» **PROBLEM DESCRIPTION**:
Records follow. Select each line holding "structured".

▶

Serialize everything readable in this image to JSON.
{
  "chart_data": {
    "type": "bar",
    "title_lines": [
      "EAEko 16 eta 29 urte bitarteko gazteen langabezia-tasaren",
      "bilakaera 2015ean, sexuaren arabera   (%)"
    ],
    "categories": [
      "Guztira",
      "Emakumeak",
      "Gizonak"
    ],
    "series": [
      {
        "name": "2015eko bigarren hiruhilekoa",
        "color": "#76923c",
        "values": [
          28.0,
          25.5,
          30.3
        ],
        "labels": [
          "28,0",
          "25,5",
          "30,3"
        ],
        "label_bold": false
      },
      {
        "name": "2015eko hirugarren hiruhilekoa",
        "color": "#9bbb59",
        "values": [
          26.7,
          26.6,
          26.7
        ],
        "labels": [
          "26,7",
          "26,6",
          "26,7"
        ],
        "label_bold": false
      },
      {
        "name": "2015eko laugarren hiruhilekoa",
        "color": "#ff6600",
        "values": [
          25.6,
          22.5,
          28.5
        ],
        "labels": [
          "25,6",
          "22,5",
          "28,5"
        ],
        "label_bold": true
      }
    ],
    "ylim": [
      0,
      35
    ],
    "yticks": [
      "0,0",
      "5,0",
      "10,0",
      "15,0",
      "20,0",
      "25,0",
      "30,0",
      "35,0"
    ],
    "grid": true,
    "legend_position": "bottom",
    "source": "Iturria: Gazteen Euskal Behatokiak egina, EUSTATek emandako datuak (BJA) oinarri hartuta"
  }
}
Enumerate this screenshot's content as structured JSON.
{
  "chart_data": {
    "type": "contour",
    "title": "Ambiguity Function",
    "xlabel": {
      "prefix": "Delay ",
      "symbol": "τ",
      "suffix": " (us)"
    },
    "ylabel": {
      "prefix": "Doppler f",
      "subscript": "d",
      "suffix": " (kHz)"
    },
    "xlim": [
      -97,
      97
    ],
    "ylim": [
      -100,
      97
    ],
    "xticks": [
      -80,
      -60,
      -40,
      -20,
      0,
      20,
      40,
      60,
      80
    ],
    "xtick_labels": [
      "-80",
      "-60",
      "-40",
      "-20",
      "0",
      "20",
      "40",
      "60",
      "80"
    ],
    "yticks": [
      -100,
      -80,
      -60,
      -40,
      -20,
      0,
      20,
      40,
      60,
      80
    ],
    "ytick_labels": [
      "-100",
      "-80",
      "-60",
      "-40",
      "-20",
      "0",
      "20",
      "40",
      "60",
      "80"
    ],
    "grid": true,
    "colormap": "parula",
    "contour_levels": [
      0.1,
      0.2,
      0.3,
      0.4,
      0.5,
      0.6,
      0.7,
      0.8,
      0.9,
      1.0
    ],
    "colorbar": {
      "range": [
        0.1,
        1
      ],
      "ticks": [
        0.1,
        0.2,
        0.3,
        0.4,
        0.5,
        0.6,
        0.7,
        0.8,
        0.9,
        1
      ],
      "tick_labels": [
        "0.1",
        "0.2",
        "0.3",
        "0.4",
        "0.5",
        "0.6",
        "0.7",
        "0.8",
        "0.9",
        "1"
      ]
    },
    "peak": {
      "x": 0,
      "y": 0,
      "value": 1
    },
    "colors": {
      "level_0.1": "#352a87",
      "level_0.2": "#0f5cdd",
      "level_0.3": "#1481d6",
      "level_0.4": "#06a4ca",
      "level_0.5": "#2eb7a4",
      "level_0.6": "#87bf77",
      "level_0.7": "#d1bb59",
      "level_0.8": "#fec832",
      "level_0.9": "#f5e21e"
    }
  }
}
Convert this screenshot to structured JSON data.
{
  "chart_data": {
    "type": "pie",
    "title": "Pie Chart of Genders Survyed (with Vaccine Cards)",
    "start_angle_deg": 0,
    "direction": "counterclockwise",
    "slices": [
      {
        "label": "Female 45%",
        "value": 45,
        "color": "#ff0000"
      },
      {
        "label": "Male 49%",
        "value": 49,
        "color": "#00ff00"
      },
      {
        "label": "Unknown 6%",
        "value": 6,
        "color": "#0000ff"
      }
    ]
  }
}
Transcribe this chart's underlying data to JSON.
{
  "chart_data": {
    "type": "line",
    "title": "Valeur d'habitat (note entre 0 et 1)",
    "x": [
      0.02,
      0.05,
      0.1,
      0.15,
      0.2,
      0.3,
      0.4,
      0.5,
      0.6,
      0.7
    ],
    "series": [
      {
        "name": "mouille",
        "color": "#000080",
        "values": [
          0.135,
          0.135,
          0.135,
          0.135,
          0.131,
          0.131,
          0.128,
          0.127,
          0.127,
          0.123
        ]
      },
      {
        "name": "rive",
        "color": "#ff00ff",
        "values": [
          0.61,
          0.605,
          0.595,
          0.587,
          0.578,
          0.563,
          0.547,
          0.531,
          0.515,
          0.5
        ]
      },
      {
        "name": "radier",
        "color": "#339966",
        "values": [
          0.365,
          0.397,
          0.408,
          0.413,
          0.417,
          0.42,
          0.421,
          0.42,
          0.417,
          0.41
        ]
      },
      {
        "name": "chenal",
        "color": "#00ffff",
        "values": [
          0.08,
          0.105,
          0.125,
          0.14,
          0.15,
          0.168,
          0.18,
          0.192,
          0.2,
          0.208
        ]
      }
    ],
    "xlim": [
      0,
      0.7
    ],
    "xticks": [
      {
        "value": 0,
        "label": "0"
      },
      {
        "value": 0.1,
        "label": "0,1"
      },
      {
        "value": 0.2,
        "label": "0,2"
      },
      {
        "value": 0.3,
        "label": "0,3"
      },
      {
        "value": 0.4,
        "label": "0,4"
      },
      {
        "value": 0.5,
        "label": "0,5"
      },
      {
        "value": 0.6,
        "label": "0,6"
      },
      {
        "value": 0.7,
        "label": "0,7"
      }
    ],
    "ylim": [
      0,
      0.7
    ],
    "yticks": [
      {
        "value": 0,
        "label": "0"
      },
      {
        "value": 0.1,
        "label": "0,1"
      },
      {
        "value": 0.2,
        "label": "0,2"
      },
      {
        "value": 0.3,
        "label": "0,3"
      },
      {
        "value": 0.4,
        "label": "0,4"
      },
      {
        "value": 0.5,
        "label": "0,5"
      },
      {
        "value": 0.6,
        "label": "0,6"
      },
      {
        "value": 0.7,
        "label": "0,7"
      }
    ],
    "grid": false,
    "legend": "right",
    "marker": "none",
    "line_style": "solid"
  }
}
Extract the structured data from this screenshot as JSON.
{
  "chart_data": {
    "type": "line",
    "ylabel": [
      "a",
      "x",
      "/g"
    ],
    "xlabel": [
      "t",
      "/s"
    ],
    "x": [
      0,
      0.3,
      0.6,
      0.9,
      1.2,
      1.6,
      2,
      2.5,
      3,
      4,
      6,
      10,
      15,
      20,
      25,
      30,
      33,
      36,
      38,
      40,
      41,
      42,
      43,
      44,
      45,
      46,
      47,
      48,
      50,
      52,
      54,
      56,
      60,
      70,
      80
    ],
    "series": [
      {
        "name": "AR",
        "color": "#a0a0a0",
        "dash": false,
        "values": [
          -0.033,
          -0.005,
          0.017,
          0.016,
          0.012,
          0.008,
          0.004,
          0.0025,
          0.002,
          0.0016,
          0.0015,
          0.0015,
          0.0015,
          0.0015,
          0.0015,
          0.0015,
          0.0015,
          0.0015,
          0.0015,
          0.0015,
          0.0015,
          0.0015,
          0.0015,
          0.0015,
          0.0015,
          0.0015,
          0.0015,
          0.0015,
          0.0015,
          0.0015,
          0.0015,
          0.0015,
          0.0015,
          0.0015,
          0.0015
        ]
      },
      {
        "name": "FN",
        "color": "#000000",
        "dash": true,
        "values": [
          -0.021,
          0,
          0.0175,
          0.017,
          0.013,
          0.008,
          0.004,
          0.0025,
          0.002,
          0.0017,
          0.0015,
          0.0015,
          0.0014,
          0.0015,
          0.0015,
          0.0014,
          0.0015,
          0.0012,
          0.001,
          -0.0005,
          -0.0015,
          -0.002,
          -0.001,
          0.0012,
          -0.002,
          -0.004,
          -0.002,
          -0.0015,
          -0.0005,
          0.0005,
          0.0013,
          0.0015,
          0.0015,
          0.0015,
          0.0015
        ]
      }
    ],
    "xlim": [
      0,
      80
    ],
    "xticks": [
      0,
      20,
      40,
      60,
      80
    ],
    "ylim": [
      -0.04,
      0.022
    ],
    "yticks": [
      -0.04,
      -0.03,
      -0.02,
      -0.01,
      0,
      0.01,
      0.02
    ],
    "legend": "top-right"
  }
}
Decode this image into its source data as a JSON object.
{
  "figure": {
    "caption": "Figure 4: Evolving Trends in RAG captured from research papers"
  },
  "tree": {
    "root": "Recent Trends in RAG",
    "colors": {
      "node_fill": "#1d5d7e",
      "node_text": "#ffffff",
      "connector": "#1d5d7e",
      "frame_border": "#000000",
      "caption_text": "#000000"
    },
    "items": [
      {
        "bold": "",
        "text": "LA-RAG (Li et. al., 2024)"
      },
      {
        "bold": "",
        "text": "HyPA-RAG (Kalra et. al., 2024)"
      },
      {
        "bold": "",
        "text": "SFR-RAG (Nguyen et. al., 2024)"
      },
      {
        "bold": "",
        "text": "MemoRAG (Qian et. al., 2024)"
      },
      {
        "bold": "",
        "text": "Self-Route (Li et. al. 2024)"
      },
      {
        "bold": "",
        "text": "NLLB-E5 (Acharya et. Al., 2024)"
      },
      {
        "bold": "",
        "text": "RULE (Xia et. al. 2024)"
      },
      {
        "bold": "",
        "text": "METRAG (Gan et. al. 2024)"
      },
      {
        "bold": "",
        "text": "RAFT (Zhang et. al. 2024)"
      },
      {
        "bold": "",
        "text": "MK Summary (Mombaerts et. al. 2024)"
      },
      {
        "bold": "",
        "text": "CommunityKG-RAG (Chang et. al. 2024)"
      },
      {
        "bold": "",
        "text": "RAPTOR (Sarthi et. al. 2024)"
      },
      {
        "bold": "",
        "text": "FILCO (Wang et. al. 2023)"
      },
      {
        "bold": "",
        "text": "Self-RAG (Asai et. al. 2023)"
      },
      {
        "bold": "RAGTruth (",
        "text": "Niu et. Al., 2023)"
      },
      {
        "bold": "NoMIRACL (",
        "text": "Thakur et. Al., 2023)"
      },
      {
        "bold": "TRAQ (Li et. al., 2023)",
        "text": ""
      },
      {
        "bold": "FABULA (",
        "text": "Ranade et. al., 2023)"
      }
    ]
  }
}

◀

» **SOLUTION TO THE PROBLEM**:
Enumerate this screenshot's content as structured JSON.
Convert this screenshot to structured JSON data.
Extract the structured data from this screenshot as JSON.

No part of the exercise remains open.